__Your goal__
Render every row as a Markdown table with two columns, Row and Line, numbering the rows and leaving out blank lines. Omit the pictures from the answer.

__Dataset content__
==============================

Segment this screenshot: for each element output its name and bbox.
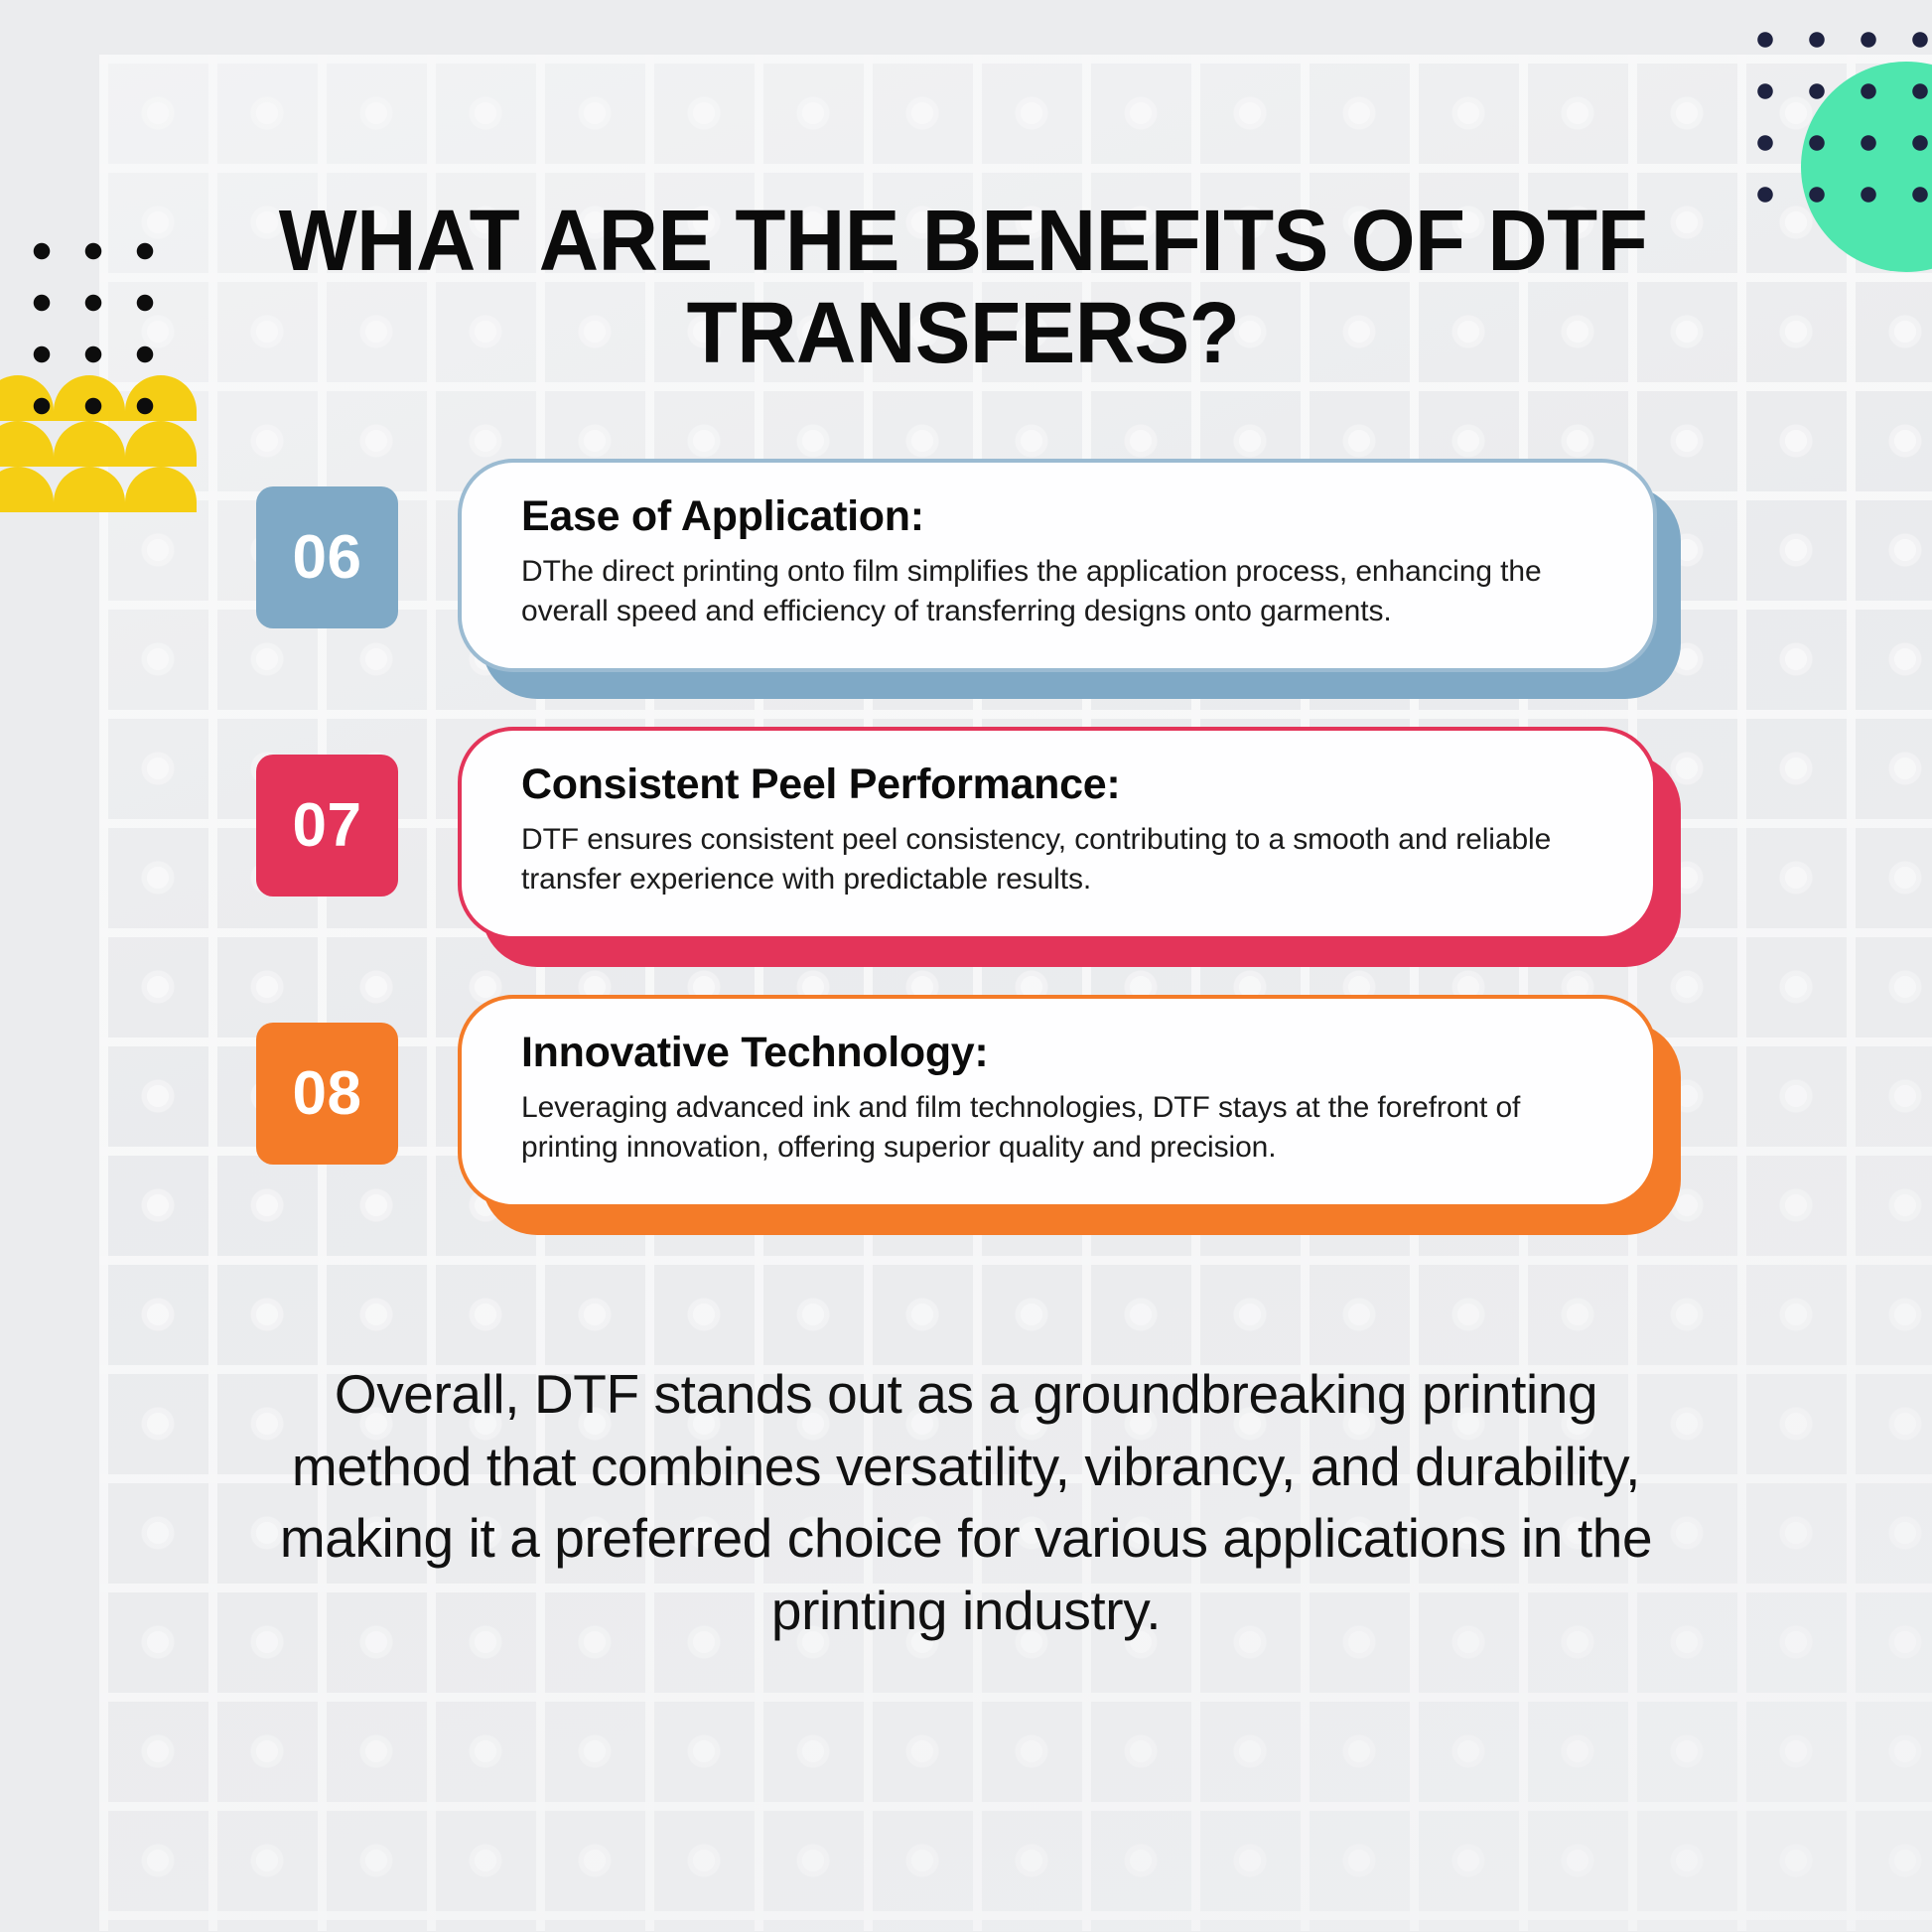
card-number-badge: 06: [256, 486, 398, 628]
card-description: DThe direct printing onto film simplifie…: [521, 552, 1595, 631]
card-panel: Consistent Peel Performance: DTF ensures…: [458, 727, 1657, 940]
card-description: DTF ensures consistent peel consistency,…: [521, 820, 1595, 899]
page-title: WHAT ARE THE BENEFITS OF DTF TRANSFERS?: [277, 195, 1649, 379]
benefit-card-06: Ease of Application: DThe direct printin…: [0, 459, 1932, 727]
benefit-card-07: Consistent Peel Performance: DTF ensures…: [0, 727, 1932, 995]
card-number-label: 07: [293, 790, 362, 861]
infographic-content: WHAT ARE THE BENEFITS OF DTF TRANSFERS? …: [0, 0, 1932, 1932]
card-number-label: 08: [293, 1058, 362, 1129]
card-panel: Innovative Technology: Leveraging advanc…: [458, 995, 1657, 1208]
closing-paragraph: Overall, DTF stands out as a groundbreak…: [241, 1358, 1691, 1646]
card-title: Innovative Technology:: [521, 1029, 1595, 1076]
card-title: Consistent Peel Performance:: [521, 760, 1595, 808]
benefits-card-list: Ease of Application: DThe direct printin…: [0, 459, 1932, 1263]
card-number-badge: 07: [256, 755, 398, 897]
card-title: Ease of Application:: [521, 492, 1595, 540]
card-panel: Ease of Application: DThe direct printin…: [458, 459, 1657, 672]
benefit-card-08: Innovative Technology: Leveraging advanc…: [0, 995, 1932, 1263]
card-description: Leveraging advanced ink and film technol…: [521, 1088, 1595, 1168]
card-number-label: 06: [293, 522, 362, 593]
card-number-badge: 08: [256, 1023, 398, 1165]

==============================

__Written reply__
| Row | Line |
|---|---|
| 1 | Segment this screenshot: for each element output its name and bbox. |
| 2 | card-number-badge: 06: [256, 486, 398, 628] |
| 3 | card-description: DThe direct printing onto film simplifie…: [521, 552, 1595, 631] |
| 4 | card-panel: Consistent Peel Performance: DTF ensures…: [458, 727, 1657, 940] |
| 5 | card-description: DTF ensures consistent peel consistency,…: [521, 820, 1595, 899] |
| 6 | page-title: WHAT ARE THE BENEFITS OF DTF TRANSFERS?: [277, 195, 1649, 379] |
| 7 | benefit-card-06: Ease of Application: DThe direct printin…: [0, 459, 1932, 727] |
| 8 | benefit-card-07: Consistent Peel Performance: DTF ensures…: [0, 727, 1932, 995] |
| 9 | card-number-label: 07: [293, 790, 362, 861] |
| 10 | infographic-content: WHAT ARE THE BENEFITS OF DTF TRANSFERS? …: [0, 0, 1932, 1932] |
| 11 | card-number-label: 08: [293, 1058, 362, 1129] |
| 12 | card-panel: Innovative Technology: Leveraging advanc…: [458, 995, 1657, 1208] |
| 13 | closing-paragraph: Overall, DTF stands out as a groundbreak…: [241, 1358, 1691, 1646] |
| 14 | card-title: Innovative Technology:: [521, 1029, 1595, 1076] |
| 15 | card-title: Consistent Peel Performance:: [521, 760, 1595, 808] |
| 16 | benefits-card-list: Ease of Application: DThe direct printin…: [0, 459, 1932, 1263] |
| 17 | card-number-badge: 07: [256, 755, 398, 897] |
| 18 | card-title: Ease of Application:: [521, 492, 1595, 540] |
| 19 | card-panel: Ease of Application: DThe direct printin…: [458, 459, 1657, 672] |
| 20 | benefit-card-08: Innovative Technology: Leveraging advanc…: [0, 995, 1932, 1263] |
| 21 | card-description: Leveraging advanced ink and film technol…: [521, 1088, 1595, 1168] |
| 22 | card-number-label: 06: [293, 522, 362, 593] |
| 23 | card-number-badge: 08: [256, 1023, 398, 1165] |